LISTED ENTRIES
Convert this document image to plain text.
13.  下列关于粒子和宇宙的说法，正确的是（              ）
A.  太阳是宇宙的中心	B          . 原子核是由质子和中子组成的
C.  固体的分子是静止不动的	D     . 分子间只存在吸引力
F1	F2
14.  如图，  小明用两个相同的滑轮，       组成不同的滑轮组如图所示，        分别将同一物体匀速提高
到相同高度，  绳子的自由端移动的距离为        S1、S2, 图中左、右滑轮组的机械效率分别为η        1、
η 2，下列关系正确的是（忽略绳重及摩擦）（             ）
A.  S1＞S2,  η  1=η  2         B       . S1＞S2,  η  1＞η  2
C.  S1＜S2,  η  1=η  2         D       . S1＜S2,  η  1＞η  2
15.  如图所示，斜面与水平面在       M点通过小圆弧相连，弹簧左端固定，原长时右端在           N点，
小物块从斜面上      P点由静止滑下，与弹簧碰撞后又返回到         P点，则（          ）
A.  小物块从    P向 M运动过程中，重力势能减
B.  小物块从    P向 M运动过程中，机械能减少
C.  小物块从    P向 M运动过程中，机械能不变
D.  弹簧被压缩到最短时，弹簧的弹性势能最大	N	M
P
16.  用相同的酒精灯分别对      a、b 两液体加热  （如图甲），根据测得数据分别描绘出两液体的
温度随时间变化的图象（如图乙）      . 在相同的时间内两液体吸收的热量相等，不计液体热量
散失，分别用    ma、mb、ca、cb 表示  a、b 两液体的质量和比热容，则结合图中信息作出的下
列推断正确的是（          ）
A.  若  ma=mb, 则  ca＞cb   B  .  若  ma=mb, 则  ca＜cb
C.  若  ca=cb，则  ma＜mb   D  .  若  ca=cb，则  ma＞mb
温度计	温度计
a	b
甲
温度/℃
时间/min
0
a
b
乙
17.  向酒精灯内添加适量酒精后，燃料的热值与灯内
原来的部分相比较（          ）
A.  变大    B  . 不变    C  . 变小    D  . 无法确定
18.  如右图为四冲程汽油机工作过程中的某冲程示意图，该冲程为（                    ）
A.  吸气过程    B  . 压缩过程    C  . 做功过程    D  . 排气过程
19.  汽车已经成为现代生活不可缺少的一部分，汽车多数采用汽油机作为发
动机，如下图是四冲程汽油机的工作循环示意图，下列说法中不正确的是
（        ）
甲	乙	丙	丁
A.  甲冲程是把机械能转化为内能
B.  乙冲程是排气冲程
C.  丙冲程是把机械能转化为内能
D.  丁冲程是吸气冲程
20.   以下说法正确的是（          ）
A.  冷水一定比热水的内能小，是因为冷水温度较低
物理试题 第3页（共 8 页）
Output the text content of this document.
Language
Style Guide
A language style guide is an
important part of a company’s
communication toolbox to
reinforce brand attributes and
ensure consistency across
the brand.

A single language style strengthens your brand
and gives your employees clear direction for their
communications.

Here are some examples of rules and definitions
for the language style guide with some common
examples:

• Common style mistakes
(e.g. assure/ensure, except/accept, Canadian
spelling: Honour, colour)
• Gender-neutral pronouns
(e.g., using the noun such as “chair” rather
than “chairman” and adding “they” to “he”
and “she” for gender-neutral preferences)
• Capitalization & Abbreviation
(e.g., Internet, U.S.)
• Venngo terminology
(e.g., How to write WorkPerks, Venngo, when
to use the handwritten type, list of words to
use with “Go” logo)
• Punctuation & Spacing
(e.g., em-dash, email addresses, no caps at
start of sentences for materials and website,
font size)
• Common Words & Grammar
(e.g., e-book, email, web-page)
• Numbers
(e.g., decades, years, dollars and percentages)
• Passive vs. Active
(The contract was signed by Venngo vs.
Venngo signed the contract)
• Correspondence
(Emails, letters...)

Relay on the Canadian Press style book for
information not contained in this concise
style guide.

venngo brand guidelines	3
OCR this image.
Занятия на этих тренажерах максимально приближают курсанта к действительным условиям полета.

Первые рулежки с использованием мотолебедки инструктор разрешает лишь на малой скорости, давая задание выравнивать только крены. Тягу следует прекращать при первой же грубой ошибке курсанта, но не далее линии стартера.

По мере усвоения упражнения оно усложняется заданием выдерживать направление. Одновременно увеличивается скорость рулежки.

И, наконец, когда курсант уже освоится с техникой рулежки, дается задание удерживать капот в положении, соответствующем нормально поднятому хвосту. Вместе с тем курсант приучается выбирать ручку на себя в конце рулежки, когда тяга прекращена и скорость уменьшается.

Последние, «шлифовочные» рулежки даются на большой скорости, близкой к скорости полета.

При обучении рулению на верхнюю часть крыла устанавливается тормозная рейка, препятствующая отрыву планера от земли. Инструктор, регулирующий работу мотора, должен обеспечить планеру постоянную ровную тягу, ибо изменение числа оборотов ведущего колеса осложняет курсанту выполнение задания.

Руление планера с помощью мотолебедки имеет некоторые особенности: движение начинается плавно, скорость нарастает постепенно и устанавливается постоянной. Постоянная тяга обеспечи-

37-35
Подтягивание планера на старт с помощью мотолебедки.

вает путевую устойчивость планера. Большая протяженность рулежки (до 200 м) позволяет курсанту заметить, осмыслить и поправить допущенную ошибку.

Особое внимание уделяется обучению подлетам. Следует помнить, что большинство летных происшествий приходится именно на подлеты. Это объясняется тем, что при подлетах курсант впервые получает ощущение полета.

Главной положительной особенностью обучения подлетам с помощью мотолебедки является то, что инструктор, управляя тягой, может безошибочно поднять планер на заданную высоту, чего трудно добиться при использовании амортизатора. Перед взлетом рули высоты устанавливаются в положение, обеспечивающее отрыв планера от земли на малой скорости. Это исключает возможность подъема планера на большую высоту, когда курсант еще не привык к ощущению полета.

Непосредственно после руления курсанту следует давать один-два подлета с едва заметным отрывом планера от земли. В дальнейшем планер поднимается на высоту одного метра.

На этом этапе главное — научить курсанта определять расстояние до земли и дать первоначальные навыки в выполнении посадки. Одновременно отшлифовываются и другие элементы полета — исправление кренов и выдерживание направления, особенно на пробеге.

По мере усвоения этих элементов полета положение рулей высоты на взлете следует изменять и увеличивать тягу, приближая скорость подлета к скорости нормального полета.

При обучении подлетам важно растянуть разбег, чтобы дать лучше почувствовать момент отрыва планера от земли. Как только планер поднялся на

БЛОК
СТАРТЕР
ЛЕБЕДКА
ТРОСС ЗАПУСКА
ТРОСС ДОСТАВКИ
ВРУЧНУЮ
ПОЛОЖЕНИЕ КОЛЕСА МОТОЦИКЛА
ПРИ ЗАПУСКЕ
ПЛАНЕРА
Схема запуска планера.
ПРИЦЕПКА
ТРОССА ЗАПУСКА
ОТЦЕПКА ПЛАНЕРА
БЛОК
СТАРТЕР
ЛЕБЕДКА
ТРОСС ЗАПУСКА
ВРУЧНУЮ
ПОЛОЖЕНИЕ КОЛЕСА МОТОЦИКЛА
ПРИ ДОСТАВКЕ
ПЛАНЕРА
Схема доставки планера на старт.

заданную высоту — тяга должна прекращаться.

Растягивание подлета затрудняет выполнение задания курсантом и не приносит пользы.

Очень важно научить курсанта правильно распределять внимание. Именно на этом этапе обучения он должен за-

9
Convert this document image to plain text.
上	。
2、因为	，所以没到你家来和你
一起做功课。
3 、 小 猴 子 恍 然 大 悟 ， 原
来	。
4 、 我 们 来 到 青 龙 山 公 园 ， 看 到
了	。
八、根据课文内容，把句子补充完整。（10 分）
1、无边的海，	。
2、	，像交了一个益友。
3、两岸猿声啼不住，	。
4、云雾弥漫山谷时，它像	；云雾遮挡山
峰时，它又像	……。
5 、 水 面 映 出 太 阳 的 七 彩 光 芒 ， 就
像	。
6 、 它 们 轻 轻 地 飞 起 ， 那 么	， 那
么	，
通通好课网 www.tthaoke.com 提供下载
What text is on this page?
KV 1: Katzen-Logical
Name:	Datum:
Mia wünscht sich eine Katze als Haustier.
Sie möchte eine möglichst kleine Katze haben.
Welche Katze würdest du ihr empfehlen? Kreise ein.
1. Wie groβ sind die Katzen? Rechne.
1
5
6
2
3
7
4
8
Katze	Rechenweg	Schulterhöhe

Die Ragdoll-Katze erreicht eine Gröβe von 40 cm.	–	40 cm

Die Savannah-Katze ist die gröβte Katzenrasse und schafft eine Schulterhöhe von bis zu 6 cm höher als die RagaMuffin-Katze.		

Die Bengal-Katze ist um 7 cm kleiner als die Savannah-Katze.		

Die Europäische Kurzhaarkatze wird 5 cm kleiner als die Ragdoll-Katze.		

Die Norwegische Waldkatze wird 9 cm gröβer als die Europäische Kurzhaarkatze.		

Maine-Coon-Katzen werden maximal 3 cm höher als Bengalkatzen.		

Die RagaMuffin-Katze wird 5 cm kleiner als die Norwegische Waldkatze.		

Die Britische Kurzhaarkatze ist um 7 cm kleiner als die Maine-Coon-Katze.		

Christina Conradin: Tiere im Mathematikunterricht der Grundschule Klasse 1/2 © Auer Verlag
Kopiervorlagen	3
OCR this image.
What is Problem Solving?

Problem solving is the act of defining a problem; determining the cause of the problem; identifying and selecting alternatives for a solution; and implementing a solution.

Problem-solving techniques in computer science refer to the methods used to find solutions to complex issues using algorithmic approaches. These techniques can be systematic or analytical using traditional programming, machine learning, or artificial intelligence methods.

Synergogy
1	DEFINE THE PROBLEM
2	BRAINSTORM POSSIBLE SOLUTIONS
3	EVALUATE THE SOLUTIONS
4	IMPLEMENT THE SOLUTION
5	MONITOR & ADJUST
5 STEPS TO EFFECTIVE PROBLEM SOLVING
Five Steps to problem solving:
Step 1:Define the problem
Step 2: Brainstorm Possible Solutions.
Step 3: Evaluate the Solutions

SHORT EXERCISE
From the records above, how many lines include the word "мере"? Only the number is wanted.

FINAL ANSWER
2